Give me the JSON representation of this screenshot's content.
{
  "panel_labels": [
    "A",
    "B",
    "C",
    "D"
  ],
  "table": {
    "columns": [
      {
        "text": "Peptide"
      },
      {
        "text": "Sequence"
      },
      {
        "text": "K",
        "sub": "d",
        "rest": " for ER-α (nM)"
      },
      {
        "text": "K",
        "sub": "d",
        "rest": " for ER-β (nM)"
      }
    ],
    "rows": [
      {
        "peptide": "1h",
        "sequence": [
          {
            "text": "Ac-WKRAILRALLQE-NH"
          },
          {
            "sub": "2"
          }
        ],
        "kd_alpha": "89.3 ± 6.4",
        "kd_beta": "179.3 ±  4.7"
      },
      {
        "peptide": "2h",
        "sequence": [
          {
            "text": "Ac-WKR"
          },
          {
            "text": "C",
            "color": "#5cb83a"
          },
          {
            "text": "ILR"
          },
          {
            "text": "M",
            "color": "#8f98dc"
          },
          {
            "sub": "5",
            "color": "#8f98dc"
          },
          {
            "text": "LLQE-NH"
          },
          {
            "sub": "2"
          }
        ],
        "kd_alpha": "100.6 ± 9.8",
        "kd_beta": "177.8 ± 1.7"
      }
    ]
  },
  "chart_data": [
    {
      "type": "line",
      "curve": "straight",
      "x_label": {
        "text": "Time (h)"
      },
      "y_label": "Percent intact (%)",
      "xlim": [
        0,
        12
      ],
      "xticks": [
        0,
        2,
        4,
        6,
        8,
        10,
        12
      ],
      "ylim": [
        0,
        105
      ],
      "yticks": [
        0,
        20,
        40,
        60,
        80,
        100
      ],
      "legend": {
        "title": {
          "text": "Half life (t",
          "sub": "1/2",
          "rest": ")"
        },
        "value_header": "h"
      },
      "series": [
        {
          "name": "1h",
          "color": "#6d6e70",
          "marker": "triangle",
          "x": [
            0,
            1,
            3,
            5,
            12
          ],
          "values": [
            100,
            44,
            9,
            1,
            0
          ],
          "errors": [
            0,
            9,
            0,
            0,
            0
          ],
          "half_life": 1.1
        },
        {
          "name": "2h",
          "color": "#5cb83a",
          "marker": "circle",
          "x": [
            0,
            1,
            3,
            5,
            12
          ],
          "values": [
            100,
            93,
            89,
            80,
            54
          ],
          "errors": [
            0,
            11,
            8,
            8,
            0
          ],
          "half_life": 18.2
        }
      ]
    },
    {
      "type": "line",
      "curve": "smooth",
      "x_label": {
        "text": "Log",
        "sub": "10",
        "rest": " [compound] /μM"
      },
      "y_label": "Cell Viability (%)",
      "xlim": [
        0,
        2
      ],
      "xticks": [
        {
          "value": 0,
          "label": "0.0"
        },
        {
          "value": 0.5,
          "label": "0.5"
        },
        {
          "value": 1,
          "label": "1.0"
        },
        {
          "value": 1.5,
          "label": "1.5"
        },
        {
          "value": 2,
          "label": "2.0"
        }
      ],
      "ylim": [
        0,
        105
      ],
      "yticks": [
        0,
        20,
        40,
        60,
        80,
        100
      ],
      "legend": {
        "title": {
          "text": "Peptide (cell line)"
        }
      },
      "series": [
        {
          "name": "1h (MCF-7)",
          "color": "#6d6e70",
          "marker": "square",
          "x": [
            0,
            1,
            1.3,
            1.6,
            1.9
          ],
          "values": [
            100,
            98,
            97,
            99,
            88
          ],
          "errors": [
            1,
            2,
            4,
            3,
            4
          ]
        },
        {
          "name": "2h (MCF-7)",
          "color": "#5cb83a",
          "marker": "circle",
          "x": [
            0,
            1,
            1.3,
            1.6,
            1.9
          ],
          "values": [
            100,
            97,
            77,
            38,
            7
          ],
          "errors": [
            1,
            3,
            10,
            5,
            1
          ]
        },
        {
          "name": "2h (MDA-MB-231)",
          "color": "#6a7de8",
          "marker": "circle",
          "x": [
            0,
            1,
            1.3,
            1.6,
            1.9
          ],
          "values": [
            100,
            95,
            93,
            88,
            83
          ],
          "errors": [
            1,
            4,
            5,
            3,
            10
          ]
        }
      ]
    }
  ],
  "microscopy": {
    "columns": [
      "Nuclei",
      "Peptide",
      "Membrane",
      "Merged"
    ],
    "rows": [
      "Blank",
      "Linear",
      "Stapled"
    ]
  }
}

+-------+

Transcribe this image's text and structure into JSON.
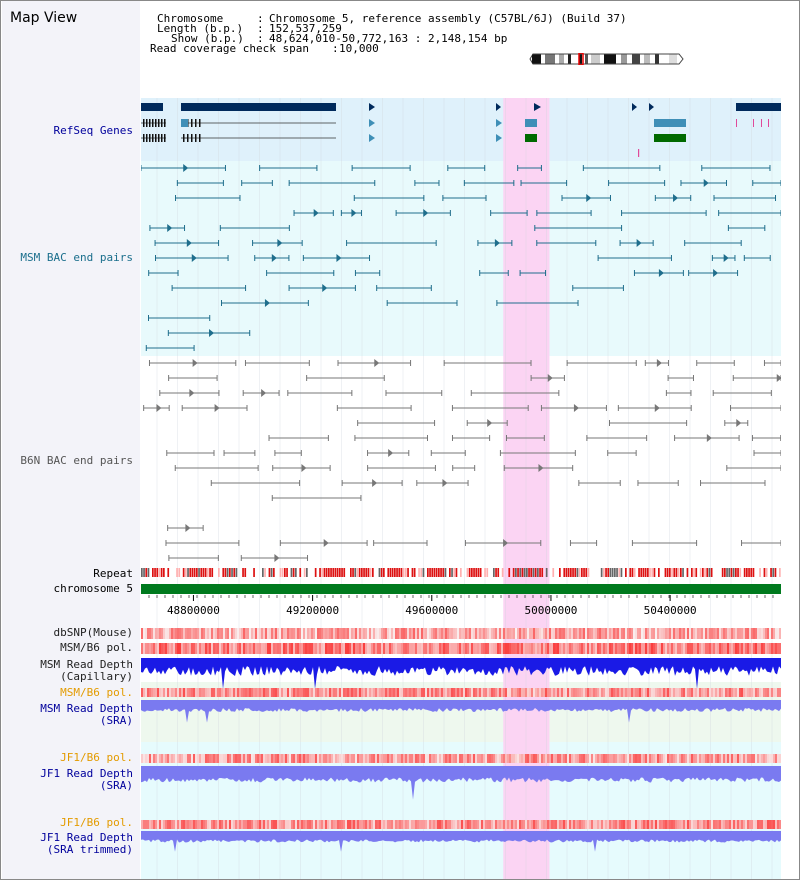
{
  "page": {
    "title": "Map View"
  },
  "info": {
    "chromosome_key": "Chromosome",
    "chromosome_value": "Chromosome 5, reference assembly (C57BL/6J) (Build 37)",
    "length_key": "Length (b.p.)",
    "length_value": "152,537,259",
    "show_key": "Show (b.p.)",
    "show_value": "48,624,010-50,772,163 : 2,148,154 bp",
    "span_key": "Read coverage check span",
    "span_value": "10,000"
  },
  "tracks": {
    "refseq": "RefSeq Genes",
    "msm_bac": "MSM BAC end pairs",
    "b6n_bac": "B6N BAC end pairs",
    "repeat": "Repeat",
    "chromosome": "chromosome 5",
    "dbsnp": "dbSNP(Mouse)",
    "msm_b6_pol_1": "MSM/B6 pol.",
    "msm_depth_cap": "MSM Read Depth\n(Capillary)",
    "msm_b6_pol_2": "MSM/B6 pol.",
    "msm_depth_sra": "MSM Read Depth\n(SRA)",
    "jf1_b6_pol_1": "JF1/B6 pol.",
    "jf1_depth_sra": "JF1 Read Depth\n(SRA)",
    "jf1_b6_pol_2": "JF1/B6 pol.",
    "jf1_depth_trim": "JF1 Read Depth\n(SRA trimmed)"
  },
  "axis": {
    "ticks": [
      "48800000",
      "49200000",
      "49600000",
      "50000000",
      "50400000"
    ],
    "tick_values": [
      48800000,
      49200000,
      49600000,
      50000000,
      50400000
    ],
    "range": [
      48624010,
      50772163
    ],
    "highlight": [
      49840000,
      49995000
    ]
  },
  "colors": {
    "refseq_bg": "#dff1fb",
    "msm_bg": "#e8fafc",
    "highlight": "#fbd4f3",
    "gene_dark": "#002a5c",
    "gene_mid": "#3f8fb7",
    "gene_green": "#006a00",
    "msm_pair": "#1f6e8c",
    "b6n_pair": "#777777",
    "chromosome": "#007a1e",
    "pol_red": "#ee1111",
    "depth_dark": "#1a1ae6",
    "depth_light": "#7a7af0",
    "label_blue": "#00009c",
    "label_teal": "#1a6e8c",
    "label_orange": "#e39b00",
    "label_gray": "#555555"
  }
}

+-------+

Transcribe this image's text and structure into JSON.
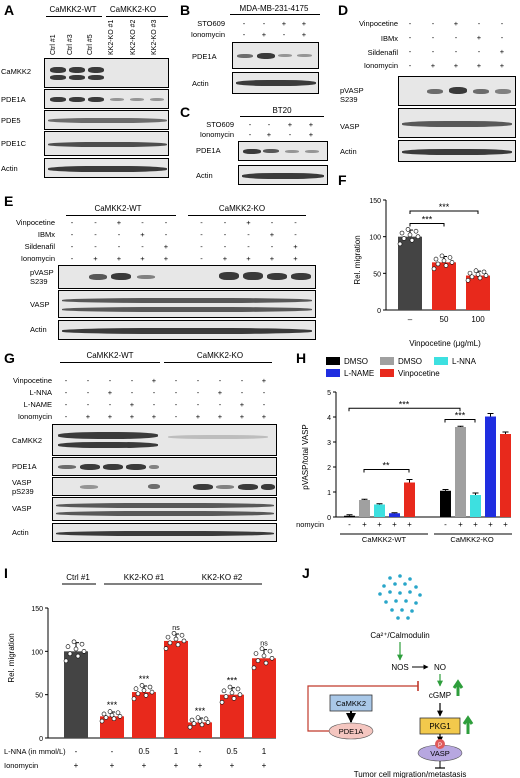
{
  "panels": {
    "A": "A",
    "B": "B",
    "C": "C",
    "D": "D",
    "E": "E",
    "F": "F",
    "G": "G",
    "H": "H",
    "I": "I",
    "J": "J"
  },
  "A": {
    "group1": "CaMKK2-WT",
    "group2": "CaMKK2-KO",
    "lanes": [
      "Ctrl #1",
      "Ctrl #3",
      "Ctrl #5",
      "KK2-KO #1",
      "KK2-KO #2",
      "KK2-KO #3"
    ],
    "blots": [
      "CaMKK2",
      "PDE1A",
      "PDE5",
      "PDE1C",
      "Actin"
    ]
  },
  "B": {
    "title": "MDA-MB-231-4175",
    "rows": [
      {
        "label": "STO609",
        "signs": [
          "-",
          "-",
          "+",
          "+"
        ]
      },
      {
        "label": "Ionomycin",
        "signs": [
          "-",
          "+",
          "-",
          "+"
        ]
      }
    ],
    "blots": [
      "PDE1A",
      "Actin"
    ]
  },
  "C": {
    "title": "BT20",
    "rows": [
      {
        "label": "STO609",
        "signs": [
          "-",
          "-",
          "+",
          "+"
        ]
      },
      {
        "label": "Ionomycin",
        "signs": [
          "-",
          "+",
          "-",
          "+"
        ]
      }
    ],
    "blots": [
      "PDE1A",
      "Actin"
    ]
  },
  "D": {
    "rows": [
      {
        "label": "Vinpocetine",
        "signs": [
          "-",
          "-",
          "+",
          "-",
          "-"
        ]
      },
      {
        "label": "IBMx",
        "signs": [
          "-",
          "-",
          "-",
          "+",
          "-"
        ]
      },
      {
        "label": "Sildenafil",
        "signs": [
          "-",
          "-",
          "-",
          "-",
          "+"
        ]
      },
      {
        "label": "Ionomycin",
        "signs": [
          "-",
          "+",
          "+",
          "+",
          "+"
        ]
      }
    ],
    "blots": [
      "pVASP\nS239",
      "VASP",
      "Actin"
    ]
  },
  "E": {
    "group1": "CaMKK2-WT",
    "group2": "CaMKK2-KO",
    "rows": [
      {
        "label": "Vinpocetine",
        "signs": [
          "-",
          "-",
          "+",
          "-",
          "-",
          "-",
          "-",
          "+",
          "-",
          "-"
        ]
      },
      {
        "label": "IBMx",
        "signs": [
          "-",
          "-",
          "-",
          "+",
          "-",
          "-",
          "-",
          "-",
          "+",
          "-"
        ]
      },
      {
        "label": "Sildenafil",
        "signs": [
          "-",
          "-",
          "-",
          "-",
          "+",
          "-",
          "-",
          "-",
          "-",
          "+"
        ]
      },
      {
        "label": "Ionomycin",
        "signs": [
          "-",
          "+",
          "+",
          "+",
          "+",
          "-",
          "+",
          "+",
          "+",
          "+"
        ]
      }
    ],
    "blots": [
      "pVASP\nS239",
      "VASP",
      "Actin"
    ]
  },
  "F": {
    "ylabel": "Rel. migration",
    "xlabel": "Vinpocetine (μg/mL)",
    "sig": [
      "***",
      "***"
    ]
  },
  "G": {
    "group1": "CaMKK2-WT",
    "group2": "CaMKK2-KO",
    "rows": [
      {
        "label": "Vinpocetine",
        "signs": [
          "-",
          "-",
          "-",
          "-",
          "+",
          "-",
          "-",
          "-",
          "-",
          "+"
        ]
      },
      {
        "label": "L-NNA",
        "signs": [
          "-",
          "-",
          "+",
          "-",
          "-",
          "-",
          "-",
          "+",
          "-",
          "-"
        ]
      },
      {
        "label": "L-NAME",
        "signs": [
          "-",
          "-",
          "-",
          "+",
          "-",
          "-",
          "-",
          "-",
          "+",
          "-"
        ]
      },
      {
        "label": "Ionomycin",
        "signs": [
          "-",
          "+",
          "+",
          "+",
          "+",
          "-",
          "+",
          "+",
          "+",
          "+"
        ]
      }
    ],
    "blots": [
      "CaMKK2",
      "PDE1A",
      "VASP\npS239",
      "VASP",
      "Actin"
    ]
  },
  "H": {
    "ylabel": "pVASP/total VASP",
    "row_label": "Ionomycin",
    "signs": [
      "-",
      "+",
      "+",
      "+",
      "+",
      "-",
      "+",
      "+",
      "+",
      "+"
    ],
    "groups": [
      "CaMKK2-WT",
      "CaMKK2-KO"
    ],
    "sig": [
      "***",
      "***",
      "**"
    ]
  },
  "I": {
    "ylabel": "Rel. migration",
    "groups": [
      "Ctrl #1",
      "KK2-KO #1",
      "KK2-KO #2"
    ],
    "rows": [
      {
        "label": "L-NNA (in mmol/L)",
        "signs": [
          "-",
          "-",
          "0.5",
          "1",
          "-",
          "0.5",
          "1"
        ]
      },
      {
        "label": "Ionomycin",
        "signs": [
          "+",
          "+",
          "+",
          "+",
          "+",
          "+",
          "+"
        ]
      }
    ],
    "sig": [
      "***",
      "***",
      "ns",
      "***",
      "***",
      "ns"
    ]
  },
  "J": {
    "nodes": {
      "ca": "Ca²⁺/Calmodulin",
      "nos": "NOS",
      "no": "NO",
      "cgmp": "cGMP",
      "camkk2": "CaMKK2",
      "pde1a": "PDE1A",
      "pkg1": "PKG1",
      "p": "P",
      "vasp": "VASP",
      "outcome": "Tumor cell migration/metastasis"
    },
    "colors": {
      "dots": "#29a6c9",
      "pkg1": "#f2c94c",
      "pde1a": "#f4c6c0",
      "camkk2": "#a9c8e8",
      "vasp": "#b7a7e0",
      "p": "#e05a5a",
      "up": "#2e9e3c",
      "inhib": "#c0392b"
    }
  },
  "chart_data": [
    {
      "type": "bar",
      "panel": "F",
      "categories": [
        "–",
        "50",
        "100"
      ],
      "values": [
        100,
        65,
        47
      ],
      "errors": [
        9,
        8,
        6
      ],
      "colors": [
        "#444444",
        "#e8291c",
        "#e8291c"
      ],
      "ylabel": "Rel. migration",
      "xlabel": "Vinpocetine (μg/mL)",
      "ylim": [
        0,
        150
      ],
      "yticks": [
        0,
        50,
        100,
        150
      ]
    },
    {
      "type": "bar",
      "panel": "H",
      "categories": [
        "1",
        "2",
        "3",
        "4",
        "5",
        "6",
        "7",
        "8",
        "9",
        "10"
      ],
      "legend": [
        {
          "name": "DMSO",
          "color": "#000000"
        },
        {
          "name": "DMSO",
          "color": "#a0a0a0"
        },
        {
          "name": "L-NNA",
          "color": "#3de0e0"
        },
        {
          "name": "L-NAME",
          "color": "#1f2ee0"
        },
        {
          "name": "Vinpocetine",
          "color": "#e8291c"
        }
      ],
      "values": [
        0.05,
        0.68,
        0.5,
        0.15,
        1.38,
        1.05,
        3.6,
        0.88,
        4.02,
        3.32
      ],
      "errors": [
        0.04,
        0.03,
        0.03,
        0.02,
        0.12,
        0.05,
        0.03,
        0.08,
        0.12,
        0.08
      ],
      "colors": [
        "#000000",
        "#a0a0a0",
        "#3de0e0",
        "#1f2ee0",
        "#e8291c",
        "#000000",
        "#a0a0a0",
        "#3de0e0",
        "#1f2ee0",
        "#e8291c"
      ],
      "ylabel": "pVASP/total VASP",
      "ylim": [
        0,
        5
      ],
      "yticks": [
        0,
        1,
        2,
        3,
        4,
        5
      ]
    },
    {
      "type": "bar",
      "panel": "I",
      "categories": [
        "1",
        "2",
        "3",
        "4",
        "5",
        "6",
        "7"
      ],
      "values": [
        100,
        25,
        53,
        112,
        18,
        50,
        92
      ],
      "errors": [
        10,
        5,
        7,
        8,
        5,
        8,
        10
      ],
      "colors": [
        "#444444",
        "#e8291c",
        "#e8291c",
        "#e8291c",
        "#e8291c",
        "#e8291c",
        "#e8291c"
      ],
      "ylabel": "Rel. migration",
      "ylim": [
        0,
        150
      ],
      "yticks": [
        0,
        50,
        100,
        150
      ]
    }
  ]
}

+-------+

All lines above containing the string "xlabel": copy each one.

    "xlabel": "Vinpocetine (μg/mL)",
      "xlabel": "Vinpocetine (μg/mL)",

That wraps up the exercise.